WHAT IS BEING ASKED = Repeat the listing in full, preserving every character.

▽

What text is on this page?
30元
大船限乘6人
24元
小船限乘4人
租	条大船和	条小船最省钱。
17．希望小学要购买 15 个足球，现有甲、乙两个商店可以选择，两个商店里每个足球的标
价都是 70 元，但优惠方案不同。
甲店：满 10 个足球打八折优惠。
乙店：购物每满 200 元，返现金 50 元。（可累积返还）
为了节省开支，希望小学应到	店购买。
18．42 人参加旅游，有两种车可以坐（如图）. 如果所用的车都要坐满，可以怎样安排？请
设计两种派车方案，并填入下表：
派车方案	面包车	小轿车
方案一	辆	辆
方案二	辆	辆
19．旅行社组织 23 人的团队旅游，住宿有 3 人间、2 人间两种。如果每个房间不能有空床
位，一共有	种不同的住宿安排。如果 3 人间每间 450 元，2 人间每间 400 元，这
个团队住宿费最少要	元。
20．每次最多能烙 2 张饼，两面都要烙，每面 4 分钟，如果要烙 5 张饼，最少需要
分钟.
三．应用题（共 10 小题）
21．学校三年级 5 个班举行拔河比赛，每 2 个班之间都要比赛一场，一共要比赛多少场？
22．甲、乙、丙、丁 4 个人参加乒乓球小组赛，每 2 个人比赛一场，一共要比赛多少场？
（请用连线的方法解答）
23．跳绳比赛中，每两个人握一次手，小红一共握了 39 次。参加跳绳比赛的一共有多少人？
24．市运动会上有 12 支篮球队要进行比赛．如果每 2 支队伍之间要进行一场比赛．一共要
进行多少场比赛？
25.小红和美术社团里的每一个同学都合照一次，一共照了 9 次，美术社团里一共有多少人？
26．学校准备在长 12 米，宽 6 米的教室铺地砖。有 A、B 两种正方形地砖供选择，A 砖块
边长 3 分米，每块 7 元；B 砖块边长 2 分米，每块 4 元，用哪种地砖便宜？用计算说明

△

TASK OUTPUT =
What text is on this page?
30元
大船限乘6人
24元
小船限乘4人
租	条大船和	条小船最省钱。
17．希望小学要购买 15 个足球，现有甲、乙两个商店可以选择，两个商店里每个足球的标
价都是 70 元，但优惠方案不同。
甲店：满 10 个足球打八折优惠。
乙店：购物每满 200 元，返现金 50 元。（可累积返还）
为了节省开支，希望小学应到	店购买。
18．42 人参加旅游，有两种车可以坐（如图）. 如果所用的车都要坐满，可以怎样安排？请
设计两种派车方案，并填入下表：
派车方案	面包车	小轿车
方案一	辆	辆
方案二	辆	辆
19．旅行社组织 23 人的团队旅游，住宿有 3 人间、2 人间两种。如果每个房间不能有空床
位，一共有	种不同的住宿安排。如果 3 人间每间 450 元，2 人间每间 400 元，这
个团队住宿费最少要	元。
20．每次最多能烙 2 张饼，两面都要烙，每面 4 分钟，如果要烙 5 张饼，最少需要
分钟.
三．应用题（共 10 小题）
21．学校三年级 5 个班举行拔河比赛，每 2 个班之间都要比赛一场，一共要比赛多少场？
22．甲、乙、丙、丁 4 个人参加乒乓球小组赛，每 2 个人比赛一场，一共要比赛多少场？
（请用连线的方法解答）
23．跳绳比赛中，每两个人握一次手，小红一共握了 39 次。参加跳绳比赛的一共有多少人？
24．市运动会上有 12 支篮球队要进行比赛．如果每 2 支队伍之间要进行一场比赛．一共要
进行多少场比赛？
25.小红和美术社团里的每一个同学都合照一次，一共照了 9 次，美术社团里一共有多少人？
26．学校准备在长 12 米，宽 6 米的教室铺地砖。有 A、B 两种正方形地砖供选择，A 砖块
边长 3 分米，每块 7 元；B 砖块边长 2 分米，每块 4 元，用哪种地砖便宜？用计算说明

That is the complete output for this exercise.